• [Task to carry out] Please print every record below exactly as it appears.

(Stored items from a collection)
────────

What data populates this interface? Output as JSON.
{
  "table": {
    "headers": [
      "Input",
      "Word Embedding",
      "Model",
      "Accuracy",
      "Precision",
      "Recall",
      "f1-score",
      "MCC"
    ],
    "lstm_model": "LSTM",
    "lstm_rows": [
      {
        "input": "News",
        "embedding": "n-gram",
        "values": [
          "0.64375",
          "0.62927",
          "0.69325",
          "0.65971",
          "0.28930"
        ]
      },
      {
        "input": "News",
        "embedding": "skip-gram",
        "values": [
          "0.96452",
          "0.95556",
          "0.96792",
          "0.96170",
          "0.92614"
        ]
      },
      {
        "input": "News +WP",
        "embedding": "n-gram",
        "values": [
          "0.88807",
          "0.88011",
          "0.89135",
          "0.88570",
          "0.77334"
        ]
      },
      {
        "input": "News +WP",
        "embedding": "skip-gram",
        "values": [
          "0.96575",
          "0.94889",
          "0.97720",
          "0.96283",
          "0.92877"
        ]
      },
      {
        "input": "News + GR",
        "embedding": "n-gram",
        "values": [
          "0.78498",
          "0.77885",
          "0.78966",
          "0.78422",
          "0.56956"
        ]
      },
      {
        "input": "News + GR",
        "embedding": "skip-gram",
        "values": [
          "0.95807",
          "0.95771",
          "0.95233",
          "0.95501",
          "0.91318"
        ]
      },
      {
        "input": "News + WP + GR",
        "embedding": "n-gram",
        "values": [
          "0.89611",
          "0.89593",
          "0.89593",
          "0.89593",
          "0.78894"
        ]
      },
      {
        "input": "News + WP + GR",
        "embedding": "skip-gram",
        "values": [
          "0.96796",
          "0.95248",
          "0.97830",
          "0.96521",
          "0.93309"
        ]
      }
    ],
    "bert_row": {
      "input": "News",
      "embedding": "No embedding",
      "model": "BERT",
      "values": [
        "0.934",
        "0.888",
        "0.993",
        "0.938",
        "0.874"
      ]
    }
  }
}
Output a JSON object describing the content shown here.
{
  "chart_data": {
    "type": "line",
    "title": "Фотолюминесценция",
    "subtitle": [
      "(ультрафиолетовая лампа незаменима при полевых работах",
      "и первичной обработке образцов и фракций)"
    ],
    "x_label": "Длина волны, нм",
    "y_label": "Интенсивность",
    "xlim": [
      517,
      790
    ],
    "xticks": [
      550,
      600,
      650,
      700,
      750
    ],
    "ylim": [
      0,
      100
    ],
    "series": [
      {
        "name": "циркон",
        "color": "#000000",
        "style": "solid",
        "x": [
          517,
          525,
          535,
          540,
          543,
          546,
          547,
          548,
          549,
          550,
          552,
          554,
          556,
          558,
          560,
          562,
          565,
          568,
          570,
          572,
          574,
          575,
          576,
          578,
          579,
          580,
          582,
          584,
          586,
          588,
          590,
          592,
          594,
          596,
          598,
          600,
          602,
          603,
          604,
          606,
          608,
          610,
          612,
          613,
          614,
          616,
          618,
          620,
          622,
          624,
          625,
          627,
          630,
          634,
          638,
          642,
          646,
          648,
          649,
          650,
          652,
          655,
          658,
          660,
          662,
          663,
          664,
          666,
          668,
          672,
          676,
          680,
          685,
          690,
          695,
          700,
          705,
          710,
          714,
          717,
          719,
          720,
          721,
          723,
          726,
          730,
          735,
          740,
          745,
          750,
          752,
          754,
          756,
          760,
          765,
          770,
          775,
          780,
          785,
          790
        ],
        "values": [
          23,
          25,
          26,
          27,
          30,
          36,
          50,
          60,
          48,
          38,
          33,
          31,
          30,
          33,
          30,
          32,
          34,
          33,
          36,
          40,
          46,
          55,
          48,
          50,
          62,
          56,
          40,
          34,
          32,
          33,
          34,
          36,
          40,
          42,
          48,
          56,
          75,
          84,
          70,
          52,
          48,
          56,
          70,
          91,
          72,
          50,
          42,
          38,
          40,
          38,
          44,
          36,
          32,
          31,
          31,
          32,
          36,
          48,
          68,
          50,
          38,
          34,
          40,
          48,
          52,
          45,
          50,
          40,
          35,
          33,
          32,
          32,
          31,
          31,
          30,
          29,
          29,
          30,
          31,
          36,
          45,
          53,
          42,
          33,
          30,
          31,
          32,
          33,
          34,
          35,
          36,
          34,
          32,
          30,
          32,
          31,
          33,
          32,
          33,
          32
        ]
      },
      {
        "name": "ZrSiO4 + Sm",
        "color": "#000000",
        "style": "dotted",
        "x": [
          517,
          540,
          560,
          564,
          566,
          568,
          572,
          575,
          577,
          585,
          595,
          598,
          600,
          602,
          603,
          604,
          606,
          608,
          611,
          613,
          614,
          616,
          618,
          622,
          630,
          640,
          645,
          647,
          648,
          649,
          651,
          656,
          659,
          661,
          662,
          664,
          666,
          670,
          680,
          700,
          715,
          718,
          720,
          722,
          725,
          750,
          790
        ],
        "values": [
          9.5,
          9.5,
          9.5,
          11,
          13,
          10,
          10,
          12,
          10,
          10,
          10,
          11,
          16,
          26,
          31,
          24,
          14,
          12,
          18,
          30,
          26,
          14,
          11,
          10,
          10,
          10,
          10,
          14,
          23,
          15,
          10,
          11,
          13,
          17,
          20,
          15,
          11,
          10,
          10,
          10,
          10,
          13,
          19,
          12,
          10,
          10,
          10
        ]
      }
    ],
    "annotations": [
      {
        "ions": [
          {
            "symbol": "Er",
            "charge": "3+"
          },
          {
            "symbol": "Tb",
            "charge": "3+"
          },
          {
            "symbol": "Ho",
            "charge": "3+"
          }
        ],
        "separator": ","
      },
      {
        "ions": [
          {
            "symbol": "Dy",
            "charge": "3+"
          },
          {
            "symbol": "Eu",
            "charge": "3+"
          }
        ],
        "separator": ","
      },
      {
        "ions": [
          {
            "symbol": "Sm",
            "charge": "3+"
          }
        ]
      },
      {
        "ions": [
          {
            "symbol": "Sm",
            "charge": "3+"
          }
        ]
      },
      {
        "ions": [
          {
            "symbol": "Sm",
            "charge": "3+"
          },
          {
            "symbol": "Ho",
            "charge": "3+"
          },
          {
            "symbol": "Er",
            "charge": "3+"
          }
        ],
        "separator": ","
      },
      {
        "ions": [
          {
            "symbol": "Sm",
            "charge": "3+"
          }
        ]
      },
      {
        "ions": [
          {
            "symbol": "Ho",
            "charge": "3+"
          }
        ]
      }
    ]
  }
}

────────

• [Response to this task]
What data populates this interface? Output as JSON.
{
  "table": {
    "headers": [
      "Input",
      "Word Embedding",
      "Model",
      "Accuracy",
      "Precision",
      "Recall",
      "f1-score",
      "MCC"
    ],
    "lstm_model": "LSTM",
    "lstm_rows": [
      {
        "input": "News",
        "embedding": "n-gram",
        "values": [
          "0.64375",
          "0.62927",
          "0.69325",
          "0.65971",
          "0.28930"
        ]
      },
      {
        "input": "News",
        "embedding": "skip-gram",
        "values": [
          "0.96452",
          "0.95556",
          "0.96792",
          "0.96170",
          "0.92614"
        ]
      },
      {
        "input": "News +WP",
        "embedding": "n-gram",
        "values": [
          "0.88807",
          "0.88011",
          "0.89135",
          "0.88570",
          "0.77334"
        ]
      },
      {
        "input": "News +WP",
        "embedding": "skip-gram",
        "values": [
          "0.96575",
          "0.94889",
          "0.97720",
          "0.96283",
          "0.92877"
        ]
      },
      {
        "input": "News + GR",
        "embedding": "n-gram",
        "values": [
          "0.78498",
          "0.77885",
          "0.78966",
          "0.78422",
          "0.56956"
        ]
      },
      {
        "input": "News + GR",
        "embedding": "skip-gram",
        "values": [
          "0.95807",
          "0.95771",
          "0.95233",
          "0.95501",
          "0.91318"
        ]
      },
      {
        "input": "News + WP + GR",
        "embedding": "n-gram",
        "values": [
          "0.89611",
          "0.89593",
          "0.89593",
          "0.89593",
          "0.78894"
        ]
      },
      {
        "input": "News + WP + GR",
        "embedding": "skip-gram",
        "values": [
          "0.96796",
          "0.95248",
          "0.97830",
          "0.96521",
          "0.93309"
        ]
      }
    ],
    "bert_row": {
      "input": "News",
      "embedding": "No embedding",
      "model": "BERT",
      "values": [
        "0.934",
        "0.888",
        "0.993",
        "0.938",
        "0.874"
      ]
    }
  }
}
Output a JSON object describing the content shown here.
{
  "chart_data": {
    "type": "line",
    "title": "Фотолюминесценция",
    "subtitle": [
      "(ультрафиолетовая лампа незаменима при полевых работах",
      "и первичной обработке образцов и фракций)"
    ],
    "x_label": "Длина волны, нм",
    "y_label": "Интенсивность",
    "xlim": [
      517,
      790
    ],
    "xticks": [
      550,
      600,
      650,
      700,
      750
    ],
    "ylim": [
      0,
      100
    ],
    "series": [
      {
        "name": "циркон",
        "color": "#000000",
        "style": "solid",
        "x": [
          517,
          525,
          535,
          540,
          543,
          546,
          547,
          548,
          549,
          550,
          552,
          554,
          556,
          558,
          560,
          562,
          565,
          568,
          570,
          572,
          574,
          575,
          576,
          578,
          579,
          580,
          582,
          584,
          586,
          588,
          590,
          592,
          594,
          596,
          598,
          600,
          602,
          603,
          604,
          606,
          608,
          610,
          612,
          613,
          614,
          616,
          618,
          620,
          622,
          624,
          625,
          627,
          630,
          634,
          638,
          642,
          646,
          648,
          649,
          650,
          652,
          655,
          658,
          660,
          662,
          663,
          664,
          666,
          668,
          672,
          676,
          680,
          685,
          690,
          695,
          700,
          705,
          710,
          714,
          717,
          719,
          720,
          721,
          723,
          726,
          730,
          735,
          740,
          745,
          750,
          752,
          754,
          756,
          760,
          765,
          770,
          775,
          780,
          785,
          790
        ],
        "values": [
          23,
          25,
          26,
          27,
          30,
          36,
          50,
          60,
          48,
          38,
          33,
          31,
          30,
          33,
          30,
          32,
          34,
          33,
          36,
          40,
          46,
          55,
          48,
          50,
          62,
          56,
          40,
          34,
          32,
          33,
          34,
          36,
          40,
          42,
          48,
          56,
          75,
          84,
          70,
          52,
          48,
          56,
          70,
          91,
          72,
          50,
          42,
          38,
          40,
          38,
          44,
          36,
          32,
          31,
          31,
          32,
          36,
          48,
          68,
          50,
          38,
          34,
          40,
          48,
          52,
          45,
          50,
          40,
          35,
          33,
          32,
          32,
          31,
          31,
          30,
          29,
          29,
          30,
          31,
          36,
          45,
          53,
          42,
          33,
          30,
          31,
          32,
          33,
          34,
          35,
          36,
          34,
          32,
          30,
          32,
          31,
          33,
          32,
          33,
          32
        ]
      },
      {
        "name": "ZrSiO4 + Sm",
        "color": "#000000",
        "style": "dotted",
        "x": [
          517,
          540,
          560,
          564,
          566,
          568,
          572,
          575,
          577,
          585,
          595,
          598,
          600,
          602,
          603,
          604,
          606,
          608,
          611,
          613,
          614,
          616,
          618,
          622,
          630,
          640,
          645,
          647,
          648,
          649,
          651,
          656,
          659,
          661,
          662,
          664,
          666,
          670,
          680,
          700,
          715,
          718,
          720,
          722,
          725,
          750,
          790
        ],
        "values": [
          9.5,
          9.5,
          9.5,
          11,
          13,
          10,
          10,
          12,
          10,
          10,
          10,
          11,
          16,
          26,
          31,
          24,
          14,
          12,
          18,
          30,
          26,
          14,
          11,
          10,
          10,
          10,
          10,
          14,
          23,
          15,
          10,
          11,
          13,
          17,
          20,
          15,
          11,
          10,
          10,
          10,
          10,
          13,
          19,
          12,
          10,
          10,
          10
        ]
      }
    ],
    "annotations": [
      {
        "ions": [
          {
            "symbol": "Er",
            "charge": "3+"
          },
          {
            "symbol": "Tb",
            "charge": "3+"
          },
          {
            "symbol": "Ho",
            "charge": "3+"
          }
        ],
        "separator": ","
      },
      {
        "ions": [
          {
            "symbol": "Dy",
            "charge": "3+"
          },
          {
            "symbol": "Eu",
            "charge": "3+"
          }
        ],
        "separator": ","
      },
      {
        "ions": [
          {
            "symbol": "Sm",
            "charge": "3+"
          }
        ]
      },
      {
        "ions": [
          {
            "symbol": "Sm",
            "charge": "3+"
          }
        ]
      },
      {
        "ions": [
          {
            "symbol": "Sm",
            "charge": "3+"
          },
          {
            "symbol": "Ho",
            "charge": "3+"
          },
          {
            "symbol": "Er",
            "charge": "3+"
          }
        ],
        "separator": ","
      },
      {
        "ions": [
          {
            "symbol": "Sm",
            "charge": "3+"
          }
        ]
      },
      {
        "ions": [
          {
            "symbol": "Ho",
            "charge": "3+"
          }
        ]
      }
    ]
  }
}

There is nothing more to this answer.